=== PROVIDED RECORDS ===

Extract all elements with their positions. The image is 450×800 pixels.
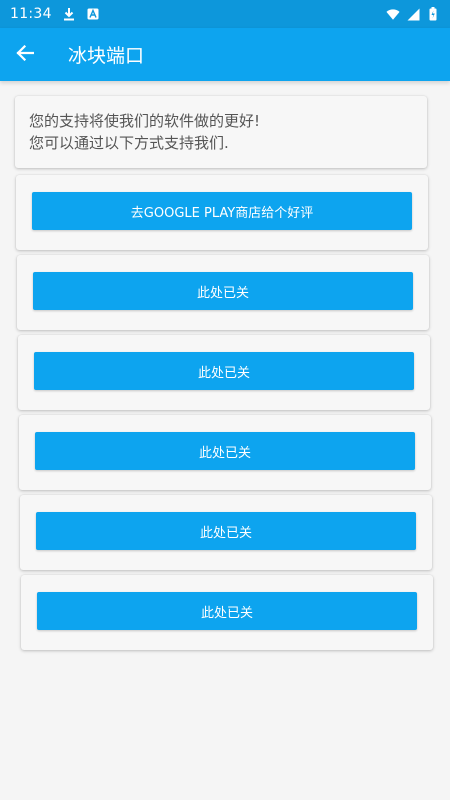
- button-card-6: 此处已关: [21, 575, 433, 650]
- status-bar: 11:34: [0, 0, 450, 28]
- button-card-2: 此处已关: [17, 255, 429, 330]
- button-card-1: 去GOOGLE PLAY商店给个好评: [16, 175, 428, 250]
- disabled-option-button-1[interactable]: 此处已关: [33, 272, 413, 310]
- battery-icon: [426, 7, 440, 21]
- status-left: 11:34: [10, 6, 100, 22]
- notification-a-icon: [86, 7, 100, 21]
- disabled-option-button-3[interactable]: 此处已关: [35, 432, 415, 470]
- page-title: 冰块端口: [68, 45, 145, 67]
- status-right: [386, 7, 440, 21]
- wifi-icon: [386, 7, 400, 21]
- disabled-option-button-5[interactable]: 此处已关: [37, 592, 417, 630]
- intro-line-2: 您可以通过以下方式支持我们.: [29, 134, 229, 152]
- button-card-3: 此处已关: [18, 335, 430, 410]
- download-icon: [62, 7, 76, 21]
- intro-card: 您的支持将使我们的软件做的更好! 您可以通过以下方式支持我们.: [15, 96, 427, 168]
- google-play-review-button[interactable]: 去GOOGLE PLAY商店给个好评: [32, 192, 412, 230]
- app-bar: 冰块端口: [0, 28, 450, 81]
- disabled-option-button-2[interactable]: 此处已关: [34, 352, 414, 390]
- intro-line-1: 您的支持将使我们的软件做的更好!: [29, 112, 261, 130]
- button-card-5: 此处已关: [20, 495, 432, 570]
- back-button[interactable]: [0, 28, 50, 81]
- cell-signal-icon: [406, 7, 420, 21]
- button-card-4: 此处已关: [19, 415, 431, 490]
- arrow-back-icon: [16, 44, 35, 65]
- status-time: 11:34: [10, 6, 52, 22]
- disabled-option-button-4[interactable]: 此处已关: [36, 512, 416, 550]
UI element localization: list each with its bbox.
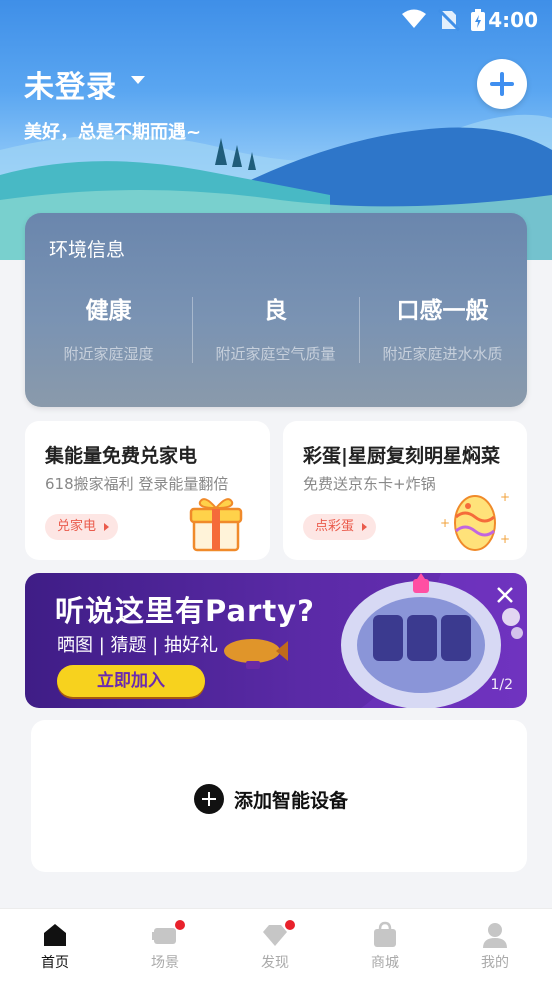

===

**DO THIS:**
Reproduce every line of the records above verbatim, omitting the pictures.

**TASK RESULT:**
Extract all elements with their positions. The image is 450×800 pixels.
- button-card-6: 此处已关: [21, 575, 433, 650]
- status-bar: 11:34: [0, 0, 450, 28]
- button-card-2: 此处已关: [17, 255, 429, 330]
- button-card-1: 去GOOGLE PLAY商店给个好评: [16, 175, 428, 250]
- disabled-option-button-1[interactable]: 此处已关: [33, 272, 413, 310]
- battery-icon: [426, 7, 440, 21]
- status-left: 11:34: [10, 6, 100, 22]
- notification-a-icon: [86, 7, 100, 21]
- disabled-option-button-3[interactable]: 此处已关: [35, 432, 415, 470]
- page-title: 冰块端口: [68, 45, 145, 67]
- status-right: [386, 7, 440, 21]
- wifi-icon: [386, 7, 400, 21]
- disabled-option-button-5[interactable]: 此处已关: [37, 592, 417, 630]
- intro-line-2: 您可以通过以下方式支持我们.: [29, 134, 229, 152]
- button-card-3: 此处已关: [18, 335, 430, 410]
- download-icon: [62, 7, 76, 21]
- intro-card: 您的支持将使我们的软件做的更好! 您可以通过以下方式支持我们.: [15, 96, 427, 168]
- google-play-review-button[interactable]: 去GOOGLE PLAY商店给个好评: [32, 192, 412, 230]
- app-bar: 冰块端口: [0, 28, 450, 81]
- disabled-option-button-2[interactable]: 此处已关: [34, 352, 414, 390]
- intro-line-1: 您的支持将使我们的软件做的更好!: [29, 112, 261, 130]
- button-card-5: 此处已关: [20, 495, 432, 570]
- back-button[interactable]: [0, 28, 50, 81]
- cell-signal-icon: [406, 7, 420, 21]
- button-card-4: 此处已关: [19, 415, 431, 490]
- arrow-back-icon: [16, 44, 35, 65]
- status-time: 11:34: [10, 6, 52, 22]
- disabled-option-button-4[interactable]: 此处已关: [36, 512, 416, 550]
UI element localization: list each with its bbox.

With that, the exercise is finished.